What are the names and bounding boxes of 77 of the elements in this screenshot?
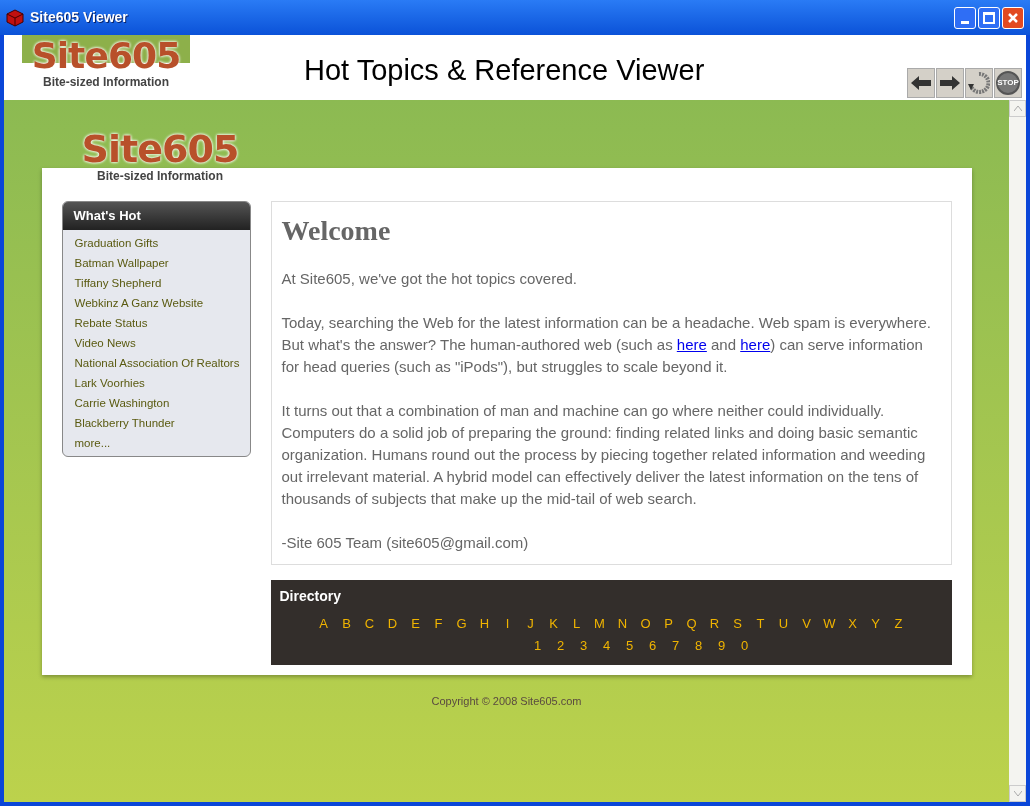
directory-number-link[interactable]: 5: [623, 635, 636, 657]
app-cube-icon: [6, 8, 24, 27]
directory-letter-link[interactable]: P: [662, 613, 675, 635]
topic-link[interactable]: Webkinz A Ganz Website: [74, 292, 244, 313]
close-button[interactable]: [1002, 6, 1024, 29]
topic-link[interactable]: Rebate Status: [74, 312, 244, 333]
directory-number-link[interactable]: 2: [554, 635, 567, 657]
directory-letter-link[interactable]: B: [340, 613, 353, 635]
directory-letter-link[interactable]: U: [777, 613, 790, 635]
paragraph: It turns out that a combination of man and machine can go where neither could individually. Computers do a solid job of preparing the ground: finding related links and doing basic semantic organization. Humans round out the process by piecing together related information and weeding out irrelevant material. A hybrid model can effectively deliver the latest information on the tens of thousands of subjects that make up the mid-tail of web search.: [281, 401, 927, 509]
topic-link[interactable]: Carrie Washington: [74, 392, 244, 413]
here-link[interactable]: here: [740, 336, 771, 353]
logo-tagline: Bite-sized Information: [43, 76, 169, 88]
directory-letter-link[interactable]: O: [639, 613, 652, 635]
paragraph: Today, searching the Web for the latest information can be a headache. Web spam is everywhere. But what's the answer? The human-authored web (such as here and here) can serve information for head queries (such as "iPods"), but struggles to scale beyond it.: [281, 313, 933, 377]
directory-letter-link[interactable]: F: [432, 613, 445, 635]
directory-number-link[interactable]: 6: [646, 635, 659, 657]
close-icon: [1007, 11, 1019, 24]
up-caret-icon: [1013, 106, 1022, 111]
forward-arrow-icon: [940, 76, 960, 90]
directory-letter-link[interactable]: Q: [685, 613, 698, 635]
welcome-heading: Welcome: [281, 214, 392, 248]
window-title: Site605 Viewer: [30, 8, 128, 27]
directory-number-link[interactable]: 1: [531, 635, 544, 657]
directory-letter-link[interactable]: Y: [869, 613, 882, 635]
directory-letter-link[interactable]: V: [800, 613, 813, 635]
topic-link[interactable]: National Association Of Realtors: [74, 352, 244, 373]
directory-letter-link[interactable]: H: [478, 613, 491, 635]
topic-link[interactable]: Graduation Gifts: [74, 232, 244, 253]
back-button[interactable]: [907, 68, 935, 98]
topic-link[interactable]: Tiffany Shepherd: [74, 272, 244, 293]
minimize-button[interactable]: [954, 6, 976, 29]
forward-button[interactable]: [936, 68, 964, 98]
panel-title: What's Hot: [62, 202, 250, 230]
back-arrow-icon: [911, 76, 931, 90]
topic-link[interactable]: Blackberry Thunder: [74, 412, 244, 433]
header-title: Hot Topics & Reference Viewer: [304, 53, 705, 88]
topic-link[interactable]: Batman Wallpaper: [74, 252, 244, 273]
directory-number-link[interactable]: 7: [669, 635, 682, 657]
directory-number-link[interactable]: 4: [600, 635, 613, 657]
refresh-icon: [968, 72, 990, 94]
directory-letter-link[interactable]: R: [708, 613, 721, 635]
directory-number-link[interactable]: 9: [715, 635, 728, 657]
directory-number-link[interactable]: 3: [577, 635, 590, 657]
topic-link[interactable]: more...: [74, 432, 244, 453]
directory-letter-link[interactable]: C: [363, 613, 376, 635]
directory-letter-link[interactable]: M: [593, 613, 606, 635]
directory-title: Directory: [279, 587, 342, 606]
maximize-icon: [983, 11, 995, 24]
directory-letter-link[interactable]: A: [317, 613, 330, 635]
paragraph: At Site605, we've got the hot topics covered.: [281, 269, 579, 289]
directory-letter-link[interactable]: S: [731, 613, 744, 635]
directory-letter-link[interactable]: Z: [892, 613, 905, 635]
directory-letter-link[interactable]: G: [455, 613, 468, 635]
directory-letter-link[interactable]: I: [501, 613, 514, 635]
topic-link[interactable]: Lark Voorhies: [74, 372, 244, 393]
directory-letter-link[interactable]: N: [616, 613, 629, 635]
paragraph: -Site 605 Team (site605@gmail.com): [281, 533, 530, 553]
directory-letter-link[interactable]: J: [524, 613, 537, 635]
directory-letter-link[interactable]: D: [386, 613, 399, 635]
directory-letter-link[interactable]: K: [547, 613, 560, 635]
maximize-button[interactable]: [978, 6, 1000, 29]
directory-letter-link[interactable]: T: [754, 613, 767, 635]
directory-number-link[interactable]: 8: [692, 635, 705, 657]
logo-tagline: Bite-sized Information: [97, 170, 223, 182]
down-caret-icon: [1013, 791, 1022, 796]
directory-letter-link[interactable]: W: [823, 613, 836, 635]
logo-wordmark: Site605: [81, 130, 239, 168]
here-link[interactable]: here: [676, 336, 707, 353]
minimize-icon: [961, 20, 969, 24]
directory-number-link[interactable]: 0: [738, 635, 751, 657]
topic-link[interactable]: Video News: [74, 332, 244, 353]
directory-letter-link[interactable]: L: [570, 613, 583, 635]
directory-letter-link[interactable]: X: [846, 613, 859, 635]
directory-letter-link[interactable]: E: [409, 613, 422, 635]
copyright-text: Copyright © 2008 Site605.com: [431, 694, 582, 709]
refresh-button[interactable]: [965, 68, 993, 98]
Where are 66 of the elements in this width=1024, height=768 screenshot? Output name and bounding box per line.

- TASK TO CARRY OUT: Lay out each line of the items above as a JSON list of strings, one string per line, with blank lines skipped and the pictures left out.

- EXERCISE OUTPUT:
[
  "What are the names and bounding boxes of 77 of the elements in this screenshot?",
  "directory-number-link[interactable]: 5: [623, 635, 636, 657]",
  "app-cube-icon: [6, 8, 24, 27]",
  "directory-letter-link[interactable]: P: [662, 613, 675, 635]",
  "topic-link[interactable]: Webkinz A Ganz Website: [74, 292, 244, 313]",
  "close-button[interactable]: [1002, 6, 1024, 29]",
  "topic-link[interactable]: Rebate Status: [74, 312, 244, 333]",
  "directory-number-link[interactable]: 2: [554, 635, 567, 657]",
  "directory-letter-link[interactable]: B: [340, 613, 353, 635]",
  "directory-letter-link[interactable]: U: [777, 613, 790, 635]",
  "paragraph: It turns out that a combination of man and machine can go where neither could individually. Computers do a solid job of preparing the ground: finding related links and doing basic semantic organization. Humans round out the process by piecing together related information and weeding out irrelevant material. A hybrid model can effectively deliver the latest information on the tens of thousands of subjects that make up the mid-tail of web search.: [281, 401, 927, 509]",
  "topic-link[interactable]: Carrie Washington: [74, 392, 244, 413]",
  "here-link[interactable]: here: [740, 336, 771, 353]",
  "logo-tagline: Bite-sized Information: [43, 76, 169, 88]",
  "directory-letter-link[interactable]: O: [639, 613, 652, 635]",
  "paragraph: Today, searching the Web for the latest information can be a headache. Web spam is everywhere. But what's the answer? The human-authored web (such as here and here) can serve information for head queries (such as \"iPods\"), but struggles to scale beyond it.: [281, 313, 933, 377]",
  "directory-letter-link[interactable]: F: [432, 613, 445, 635]",
  "directory-number-link[interactable]: 6: [646, 635, 659, 657]",
  "close-icon: [1007, 11, 1019, 24]",
  "up-caret-icon: [1013, 106, 1022, 111]",
  "forward-arrow-icon: [940, 76, 960, 90]",
  "directory-letter-link[interactable]: Q: [685, 613, 698, 635]",
  "welcome-heading: Welcome: [281, 214, 392, 248]",
  "window-title: Site605 Viewer: [30, 8, 128, 27]",
  "directory-number-link[interactable]: 1: [531, 635, 544, 657]",
  "directory-letter-link[interactable]: Y: [869, 613, 882, 635]",
  "directory-letter-link[interactable]: V: [800, 613, 813, 635]",
  "topic-link[interactable]: National Association Of Realtors: [74, 352, 244, 373]",
  "directory-letter-link[interactable]: H: [478, 613, 491, 635]",
  "topic-link[interactable]: Graduation Gifts: [74, 232, 244, 253]",
  "back-button[interactable]: [907, 68, 935, 98]",
  "topic-link[interactable]: Tiffany Shepherd: [74, 272, 244, 293]",
  "minimize-button[interactable]: [954, 6, 976, 29]",
  "forward-button[interactable]: [936, 68, 964, 98]",
  "panel-title: What's Hot: [62, 202, 250, 230]",
  "back-arrow-icon: [911, 76, 931, 90]",
  "topic-link[interactable]: Blackberry Thunder: [74, 412, 244, 433]",
  "header-title: Hot Topics & Reference Viewer: [304, 53, 705, 88]",
  "topic-link[interactable]: Batman Wallpaper: [74, 252, 244, 273]",
  "directory-number-link[interactable]: 7: [669, 635, 682, 657]",
  "directory-number-link[interactable]: 4: [600, 635, 613, 657]",
  "refresh-icon: [968, 72, 990, 94]",
  "directory-letter-link[interactable]: R: [708, 613, 721, 635]",
  "directory-number-link[interactable]: 9: [715, 635, 728, 657]",
  "directory-number-link[interactable]: 3: [577, 635, 590, 657]",
  "topic-link[interactable]: more...: [74, 432, 244, 453]",
  "directory-letter-link[interactable]: C: [363, 613, 376, 635]",
  "directory-letter-link[interactable]: M: [593, 613, 606, 635]",
  "directory-title: Directory: [279, 587, 342, 606]",
  "maximize-icon: [983, 11, 995, 24]",
  "directory-letter-link[interactable]: A: [317, 613, 330, 635]",
  "paragraph: At Site605, we've got the hot topics covered.: [281, 269, 579, 289]",
  "directory-letter-link[interactable]: S: [731, 613, 744, 635]",
  "directory-letter-link[interactable]: Z: [892, 613, 905, 635]",
  "directory-letter-link[interactable]: G: [455, 613, 468, 635]",
  "directory-letter-link[interactable]: I: [501, 613, 514, 635]",
  "topic-link[interactable]: Lark Voorhies: [74, 372, 244, 393]",
  "directory-letter-link[interactable]: N: [616, 613, 629, 635]",
  "paragraph: -Site 605 Team (site605@gmail.com): [281, 533, 530, 553]",
  "directory-letter-link[interactable]: J: [524, 613, 537, 635]",
  "directory-letter-link[interactable]: D: [386, 613, 399, 635]",
  "directory-letter-link[interactable]: K: [547, 613, 560, 635]",
  "maximize-button[interactable]: [978, 6, 1000, 29]",
  "directory-letter-link[interactable]: T: [754, 613, 767, 635]",
  "directory-number-link[interactable]: 8: [692, 635, 705, 657]",
  "logo-tagline: Bite-sized Information: [97, 170, 223, 182]",
  "down-caret-icon: [1013, 791, 1022, 796]",
  "directory-letter-link[interactable]: W: [823, 613, 836, 635]",
  "logo-wordmark: Site605: [81, 130, 239, 168]",
  "here-link[interactable]: here: [676, 336, 707, 353]",
  "minimize-icon: [961, 20, 969, 24]",
  "directory-number-link[interactable]: 0: [738, 635, 751, 657]",
  "topic-link[interactable]: Video News: [74, 332, 244, 353]",
  "directory-letter-link[interactable]: L: [570, 613, 583, 635]",
  "directory-letter-link[interactable]: X: [846, 613, 859, 635]",
  "directory-letter-link[interactable]: E: [409, 613, 422, 635]",
  "copyright-text: Copyright © 2008 Site605.com: [431, 694, 582, 709]",
  "refresh-button[interactable]: [965, 68, 993, 98]",
  "Where are 66 of the elements in this width=1024, height=768 screenshot? Output name and bounding box per line."
]